(RECORDS FOR PROCESSING):
>> start
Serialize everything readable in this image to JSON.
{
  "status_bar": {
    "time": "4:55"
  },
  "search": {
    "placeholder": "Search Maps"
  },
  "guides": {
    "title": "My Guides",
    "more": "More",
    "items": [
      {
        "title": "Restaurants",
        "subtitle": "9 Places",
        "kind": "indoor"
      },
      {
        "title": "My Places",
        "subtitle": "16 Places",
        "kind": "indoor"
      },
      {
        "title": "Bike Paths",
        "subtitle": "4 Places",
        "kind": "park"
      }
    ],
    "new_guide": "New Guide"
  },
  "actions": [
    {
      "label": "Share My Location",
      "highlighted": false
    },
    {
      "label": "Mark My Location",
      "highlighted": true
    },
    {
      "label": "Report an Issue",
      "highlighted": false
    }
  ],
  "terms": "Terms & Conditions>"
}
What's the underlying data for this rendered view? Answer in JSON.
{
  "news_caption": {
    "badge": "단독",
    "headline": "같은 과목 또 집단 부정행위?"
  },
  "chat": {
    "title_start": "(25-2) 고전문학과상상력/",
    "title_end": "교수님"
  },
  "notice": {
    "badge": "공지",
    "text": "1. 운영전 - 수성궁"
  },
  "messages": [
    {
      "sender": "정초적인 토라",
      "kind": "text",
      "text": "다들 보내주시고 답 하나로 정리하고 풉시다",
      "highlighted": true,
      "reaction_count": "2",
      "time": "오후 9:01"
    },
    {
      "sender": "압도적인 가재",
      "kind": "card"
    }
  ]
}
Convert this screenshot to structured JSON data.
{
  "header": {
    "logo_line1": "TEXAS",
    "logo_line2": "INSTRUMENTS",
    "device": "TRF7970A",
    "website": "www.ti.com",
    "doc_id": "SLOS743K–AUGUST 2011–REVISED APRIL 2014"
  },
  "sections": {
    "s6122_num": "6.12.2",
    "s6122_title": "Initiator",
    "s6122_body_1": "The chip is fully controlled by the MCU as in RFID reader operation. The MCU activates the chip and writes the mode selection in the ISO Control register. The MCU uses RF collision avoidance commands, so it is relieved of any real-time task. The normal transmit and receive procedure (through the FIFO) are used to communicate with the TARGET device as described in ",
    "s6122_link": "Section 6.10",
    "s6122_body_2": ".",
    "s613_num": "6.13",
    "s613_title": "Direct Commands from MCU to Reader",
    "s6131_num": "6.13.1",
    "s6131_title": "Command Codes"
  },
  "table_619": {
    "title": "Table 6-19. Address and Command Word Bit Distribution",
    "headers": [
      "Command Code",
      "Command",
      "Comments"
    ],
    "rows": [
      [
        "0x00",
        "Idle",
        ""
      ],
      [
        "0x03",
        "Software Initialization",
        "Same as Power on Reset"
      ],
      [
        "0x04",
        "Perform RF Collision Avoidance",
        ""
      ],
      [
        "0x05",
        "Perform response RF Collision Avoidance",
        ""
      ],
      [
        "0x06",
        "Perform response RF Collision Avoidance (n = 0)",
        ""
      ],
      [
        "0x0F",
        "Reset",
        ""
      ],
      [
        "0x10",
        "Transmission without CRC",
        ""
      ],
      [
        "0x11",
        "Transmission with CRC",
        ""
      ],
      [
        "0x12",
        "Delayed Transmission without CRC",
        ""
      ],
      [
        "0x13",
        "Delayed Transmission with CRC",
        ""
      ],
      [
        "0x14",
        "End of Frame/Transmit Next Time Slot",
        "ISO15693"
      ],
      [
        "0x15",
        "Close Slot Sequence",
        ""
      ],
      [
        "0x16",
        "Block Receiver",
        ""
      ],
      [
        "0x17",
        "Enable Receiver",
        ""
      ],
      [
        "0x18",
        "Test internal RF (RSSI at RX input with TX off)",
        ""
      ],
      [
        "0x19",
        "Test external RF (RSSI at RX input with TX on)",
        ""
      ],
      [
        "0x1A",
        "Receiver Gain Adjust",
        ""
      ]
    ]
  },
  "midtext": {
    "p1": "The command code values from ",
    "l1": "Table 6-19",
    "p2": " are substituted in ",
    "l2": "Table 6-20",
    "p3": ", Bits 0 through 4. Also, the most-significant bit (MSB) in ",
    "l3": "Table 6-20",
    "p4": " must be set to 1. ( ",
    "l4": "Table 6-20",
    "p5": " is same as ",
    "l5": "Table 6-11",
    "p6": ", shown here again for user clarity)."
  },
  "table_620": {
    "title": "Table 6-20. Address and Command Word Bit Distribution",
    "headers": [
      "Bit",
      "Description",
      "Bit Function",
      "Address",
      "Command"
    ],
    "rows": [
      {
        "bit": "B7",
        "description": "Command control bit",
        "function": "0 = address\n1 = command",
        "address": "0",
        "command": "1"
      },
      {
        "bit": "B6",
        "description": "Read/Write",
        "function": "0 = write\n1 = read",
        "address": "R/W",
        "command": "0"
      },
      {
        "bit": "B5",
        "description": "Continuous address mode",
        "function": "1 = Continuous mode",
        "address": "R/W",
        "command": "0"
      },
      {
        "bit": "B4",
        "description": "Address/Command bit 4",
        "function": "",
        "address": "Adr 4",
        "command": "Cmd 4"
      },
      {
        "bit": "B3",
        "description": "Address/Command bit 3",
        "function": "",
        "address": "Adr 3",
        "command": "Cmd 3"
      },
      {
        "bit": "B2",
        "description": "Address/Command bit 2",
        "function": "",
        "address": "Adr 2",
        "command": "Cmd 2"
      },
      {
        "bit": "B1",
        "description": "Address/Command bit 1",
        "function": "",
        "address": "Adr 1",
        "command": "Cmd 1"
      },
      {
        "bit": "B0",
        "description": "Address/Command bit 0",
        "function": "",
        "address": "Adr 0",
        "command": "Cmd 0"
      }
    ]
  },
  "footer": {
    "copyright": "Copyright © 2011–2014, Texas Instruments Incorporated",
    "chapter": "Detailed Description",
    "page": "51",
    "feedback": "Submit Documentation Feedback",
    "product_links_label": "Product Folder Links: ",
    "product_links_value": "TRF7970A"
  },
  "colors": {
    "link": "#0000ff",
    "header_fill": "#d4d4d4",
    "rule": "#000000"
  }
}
>> end
(EXERCISE OBJECTIVE): Write out every entry word for word.

(ANSWER TO THE EXERCISE):
Serialize everything readable in this image to JSON.
{
  "status_bar": {
    "time": "4:55"
  },
  "search": {
    "placeholder": "Search Maps"
  },
  "guides": {
    "title": "My Guides",
    "more": "More",
    "items": [
      {
        "title": "Restaurants",
        "subtitle": "9 Places",
        "kind": "indoor"
      },
      {
        "title": "My Places",
        "subtitle": "16 Places",
        "kind": "indoor"
      },
      {
        "title": "Bike Paths",
        "subtitle": "4 Places",
        "kind": "park"
      }
    ],
    "new_guide": "New Guide"
  },
  "actions": [
    {
      "label": "Share My Location",
      "highlighted": false
    },
    {
      "label": "Mark My Location",
      "highlighted": true
    },
    {
      "label": "Report an Issue",
      "highlighted": false
    }
  ],
  "terms": "Terms & Conditions>"
}
What's the underlying data for this rendered view? Answer in JSON.
{
  "news_caption": {
    "badge": "단독",
    "headline": "같은 과목 또 집단 부정행위?"
  },
  "chat": {
    "title_start": "(25-2) 고전문학과상상력/",
    "title_end": "교수님"
  },
  "notice": {
    "badge": "공지",
    "text": "1. 운영전 - 수성궁"
  },
  "messages": [
    {
      "sender": "정초적인 토라",
      "kind": "text",
      "text": "다들 보내주시고 답 하나로 정리하고 풉시다",
      "highlighted": true,
      "reaction_count": "2",
      "time": "오후 9:01"
    },
    {
      "sender": "압도적인 가재",
      "kind": "card"
    }
  ]
}
Convert this screenshot to structured JSON data.
{
  "header": {
    "logo_line1": "TEXAS",
    "logo_line2": "INSTRUMENTS",
    "device": "TRF7970A",
    "website": "www.ti.com",
    "doc_id": "SLOS743K–AUGUST 2011–REVISED APRIL 2014"
  },
  "sections": {
    "s6122_num": "6.12.2",
    "s6122_title": "Initiator",
    "s6122_body_1": "The chip is fully controlled by the MCU as in RFID reader operation. The MCU activates the chip and writes the mode selection in the ISO Control register. The MCU uses RF collision avoidance commands, so it is relieved of any real-time task. The normal transmit and receive procedure (through the FIFO) are used to communicate with the TARGET device as described in ",
    "s6122_link": "Section 6.10",
    "s6122_body_2": ".",
    "s613_num": "6.13",
    "s613_title": "Direct Commands from MCU to Reader",
    "s6131_num": "6.13.1",
    "s6131_title": "Command Codes"
  },
  "table_619": {
    "title": "Table 6-19. Address and Command Word Bit Distribution",
    "headers": [
      "Command Code",
      "Command",
      "Comments"
    ],
    "rows": [
      [
        "0x00",
        "Idle",
        ""
      ],
      [
        "0x03",
        "Software Initialization",
        "Same as Power on Reset"
      ],
      [
        "0x04",
        "Perform RF Collision Avoidance",
        ""
      ],
      [
        "0x05",
        "Perform response RF Collision Avoidance",
        ""
      ],
      [
        "0x06",
        "Perform response RF Collision Avoidance (n = 0)",
        ""
      ],
      [
        "0x0F",
        "Reset",
        ""
      ],
      [
        "0x10",
        "Transmission without CRC",
        ""
      ],
      [
        "0x11",
        "Transmission with CRC",
        ""
      ],
      [
        "0x12",
        "Delayed Transmission without CRC",
        ""
      ],
      [
        "0x13",
        "Delayed Transmission with CRC",
        ""
      ],
      [
        "0x14",
        "End of Frame/Transmit Next Time Slot",
        "ISO15693"
      ],
      [
        "0x15",
        "Close Slot Sequence",
        ""
      ],
      [
        "0x16",
        "Block Receiver",
        ""
      ],
      [
        "0x17",
        "Enable Receiver",
        ""
      ],
      [
        "0x18",
        "Test internal RF (RSSI at RX input with TX off)",
        ""
      ],
      [
        "0x19",
        "Test external RF (RSSI at RX input with TX on)",
        ""
      ],
      [
        "0x1A",
        "Receiver Gain Adjust",
        ""
      ]
    ]
  },
  "midtext": {
    "p1": "The command code values from ",
    "l1": "Table 6-19",
    "p2": " are substituted in ",
    "l2": "Table 6-20",
    "p3": ", Bits 0 through 4. Also, the most-significant bit (MSB) in ",
    "l3": "Table 6-20",
    "p4": " must be set to 1. ( ",
    "l4": "Table 6-20",
    "p5": " is same as ",
    "l5": "Table 6-11",
    "p6": ", shown here again for user clarity)."
  },
  "table_620": {
    "title": "Table 6-20. Address and Command Word Bit Distribution",
    "headers": [
      "Bit",
      "Description",
      "Bit Function",
      "Address",
      "Command"
    ],
    "rows": [
      {
        "bit": "B7",
        "description": "Command control bit",
        "function": "0 = address\n1 = command",
        "address": "0",
        "command": "1"
      },
      {
        "bit": "B6",
        "description": "Read/Write",
        "function": "0 = write\n1 = read",
        "address": "R/W",
        "command": "0"
      },
      {
        "bit": "B5",
        "description": "Continuous address mode",
        "function": "1 = Continuous mode",
        "address": "R/W",
        "command": "0"
      },
      {
        "bit": "B4",
        "description": "Address/Command bit 4",
        "function": "",
        "address": "Adr 4",
        "command": "Cmd 4"
      },
      {
        "bit": "B3",
        "description": "Address/Command bit 3",
        "function": "",
        "address": "Adr 3",
        "command": "Cmd 3"
      },
      {
        "bit": "B2",
        "description": "Address/Command bit 2",
        "function": "",
        "address": "Adr 2",
        "command": "Cmd 2"
      },
      {
        "bit": "B1",
        "description": "Address/Command bit 1",
        "function": "",
        "address": "Adr 1",
        "command": "Cmd 1"
      },
      {
        "bit": "B0",
        "description": "Address/Command bit 0",
        "function": "",
        "address": "Adr 0",
        "command": "Cmd 0"
      }
    ]
  },
  "footer": {
    "copyright": "Copyright © 2011–2014, Texas Instruments Incorporated",
    "chapter": "Detailed Description",
    "page": "51",
    "feedback": "Submit Documentation Feedback",
    "product_links_label": "Product Folder Links: ",
    "product_links_value": "TRF7970A"
  },
  "colors": {
    "link": "#0000ff",
    "header_fill": "#d4d4d4",
    "rule": "#000000"
  }
}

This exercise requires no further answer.